(Exercise details) Look for the line containing "Give me a plain-text" in the listing below. Retype that line and every subsequent line through the last one, and only those.

* start *

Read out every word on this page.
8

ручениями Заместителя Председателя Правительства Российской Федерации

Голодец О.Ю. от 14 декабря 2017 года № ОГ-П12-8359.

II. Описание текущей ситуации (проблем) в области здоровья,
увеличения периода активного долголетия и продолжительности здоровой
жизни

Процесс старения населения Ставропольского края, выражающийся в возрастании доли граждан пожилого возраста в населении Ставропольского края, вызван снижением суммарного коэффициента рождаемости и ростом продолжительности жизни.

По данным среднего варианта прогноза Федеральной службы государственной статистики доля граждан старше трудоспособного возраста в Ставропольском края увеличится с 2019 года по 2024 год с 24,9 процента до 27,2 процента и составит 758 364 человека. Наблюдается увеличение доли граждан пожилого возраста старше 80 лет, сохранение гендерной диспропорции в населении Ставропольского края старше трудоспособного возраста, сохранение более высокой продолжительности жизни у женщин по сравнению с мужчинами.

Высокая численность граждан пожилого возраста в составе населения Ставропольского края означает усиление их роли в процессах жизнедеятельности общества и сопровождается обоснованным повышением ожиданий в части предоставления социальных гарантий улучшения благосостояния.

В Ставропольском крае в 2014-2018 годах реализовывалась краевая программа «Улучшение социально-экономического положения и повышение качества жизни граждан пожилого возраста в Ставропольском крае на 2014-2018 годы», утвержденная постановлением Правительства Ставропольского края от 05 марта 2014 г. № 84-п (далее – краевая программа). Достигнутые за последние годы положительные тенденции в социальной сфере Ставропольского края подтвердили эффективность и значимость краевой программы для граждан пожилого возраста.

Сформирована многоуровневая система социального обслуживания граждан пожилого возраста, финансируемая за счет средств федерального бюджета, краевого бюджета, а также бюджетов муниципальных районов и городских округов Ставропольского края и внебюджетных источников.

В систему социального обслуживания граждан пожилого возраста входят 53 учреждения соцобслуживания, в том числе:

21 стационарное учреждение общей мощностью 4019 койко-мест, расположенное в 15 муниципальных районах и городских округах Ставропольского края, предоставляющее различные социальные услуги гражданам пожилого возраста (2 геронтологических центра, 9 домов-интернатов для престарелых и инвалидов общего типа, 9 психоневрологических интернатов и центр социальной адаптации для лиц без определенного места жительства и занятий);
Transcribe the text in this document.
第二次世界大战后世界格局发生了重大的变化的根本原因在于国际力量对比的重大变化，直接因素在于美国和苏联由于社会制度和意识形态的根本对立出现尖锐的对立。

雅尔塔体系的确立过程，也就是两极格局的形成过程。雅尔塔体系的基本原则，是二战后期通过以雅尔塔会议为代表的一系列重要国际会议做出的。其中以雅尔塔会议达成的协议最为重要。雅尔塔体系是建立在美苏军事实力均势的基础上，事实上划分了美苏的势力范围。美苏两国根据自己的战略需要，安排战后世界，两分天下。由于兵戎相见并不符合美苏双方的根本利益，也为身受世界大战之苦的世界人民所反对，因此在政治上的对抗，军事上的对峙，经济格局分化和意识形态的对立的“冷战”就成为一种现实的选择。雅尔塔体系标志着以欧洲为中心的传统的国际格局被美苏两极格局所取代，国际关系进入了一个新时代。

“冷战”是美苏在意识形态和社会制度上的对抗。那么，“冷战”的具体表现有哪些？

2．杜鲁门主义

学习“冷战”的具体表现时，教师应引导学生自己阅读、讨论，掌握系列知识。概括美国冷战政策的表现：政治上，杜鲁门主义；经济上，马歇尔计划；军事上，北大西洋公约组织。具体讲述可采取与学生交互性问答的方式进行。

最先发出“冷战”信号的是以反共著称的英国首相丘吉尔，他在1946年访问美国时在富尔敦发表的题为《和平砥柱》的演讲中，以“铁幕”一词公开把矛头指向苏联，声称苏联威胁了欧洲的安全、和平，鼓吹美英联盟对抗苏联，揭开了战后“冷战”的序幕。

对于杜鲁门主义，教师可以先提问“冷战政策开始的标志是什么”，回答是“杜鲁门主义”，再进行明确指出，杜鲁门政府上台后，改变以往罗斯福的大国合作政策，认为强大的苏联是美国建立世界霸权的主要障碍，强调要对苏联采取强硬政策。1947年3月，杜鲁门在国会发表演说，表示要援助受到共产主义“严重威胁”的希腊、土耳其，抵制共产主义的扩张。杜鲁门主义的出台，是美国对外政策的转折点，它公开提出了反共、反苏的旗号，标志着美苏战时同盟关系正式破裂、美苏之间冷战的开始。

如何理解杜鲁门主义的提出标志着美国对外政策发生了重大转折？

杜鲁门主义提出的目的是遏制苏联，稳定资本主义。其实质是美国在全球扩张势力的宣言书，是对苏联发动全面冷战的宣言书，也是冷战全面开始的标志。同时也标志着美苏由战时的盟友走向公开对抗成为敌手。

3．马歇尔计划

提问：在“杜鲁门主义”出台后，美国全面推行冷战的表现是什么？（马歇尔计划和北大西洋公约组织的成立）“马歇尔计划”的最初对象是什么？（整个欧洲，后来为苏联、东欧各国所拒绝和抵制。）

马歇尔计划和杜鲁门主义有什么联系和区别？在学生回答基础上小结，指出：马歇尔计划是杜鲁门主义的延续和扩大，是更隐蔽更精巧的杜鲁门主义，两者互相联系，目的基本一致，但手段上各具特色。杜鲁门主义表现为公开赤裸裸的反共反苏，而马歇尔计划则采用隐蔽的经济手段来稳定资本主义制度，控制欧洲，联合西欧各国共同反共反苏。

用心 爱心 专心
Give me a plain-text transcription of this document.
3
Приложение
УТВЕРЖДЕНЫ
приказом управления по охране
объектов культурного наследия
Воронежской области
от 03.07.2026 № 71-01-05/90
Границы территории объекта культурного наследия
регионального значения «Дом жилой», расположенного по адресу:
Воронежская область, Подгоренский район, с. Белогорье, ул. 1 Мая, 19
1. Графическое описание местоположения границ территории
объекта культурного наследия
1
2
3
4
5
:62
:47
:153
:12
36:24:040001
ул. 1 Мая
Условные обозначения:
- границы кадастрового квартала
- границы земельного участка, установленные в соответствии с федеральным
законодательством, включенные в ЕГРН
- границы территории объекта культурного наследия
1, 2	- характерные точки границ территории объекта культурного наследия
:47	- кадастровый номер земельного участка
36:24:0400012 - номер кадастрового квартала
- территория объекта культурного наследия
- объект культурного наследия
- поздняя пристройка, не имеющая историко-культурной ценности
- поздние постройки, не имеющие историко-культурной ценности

* end *

(Answer to this problem)
Give me a plain-text transcription of this document.
3
Приложение
УТВЕРЖДЕНЫ
приказом управления по охране
объектов культурного наследия
Воронежской области
от 03.07.2026 № 71-01-05/90
Границы территории объекта культурного наследия
регионального значения «Дом жилой», расположенного по адресу:
Воронежская область, Подгоренский район, с. Белогорье, ул. 1 Мая, 19
1. Графическое описание местоположения границ территории
объекта культурного наследия
1
2
3
4
5
:62
:47
:153
:12
36:24:040001
ул. 1 Мая
Условные обозначения:
- границы кадастрового квартала
- границы земельного участка, установленные в соответствии с федеральным
законодательством, включенные в ЕГРН
- границы территории объекта культурного наследия
1, 2	- характерные точки границ территории объекта культурного наследия
:47	- кадастровый номер земельного участка
36:24:0400012 - номер кадастрового квартала
- территория объекта культурного наследия
- объект культурного наследия
- поздняя пристройка, не имеющая историко-культурной ценности
- поздние постройки, не имеющие историко-культурной ценности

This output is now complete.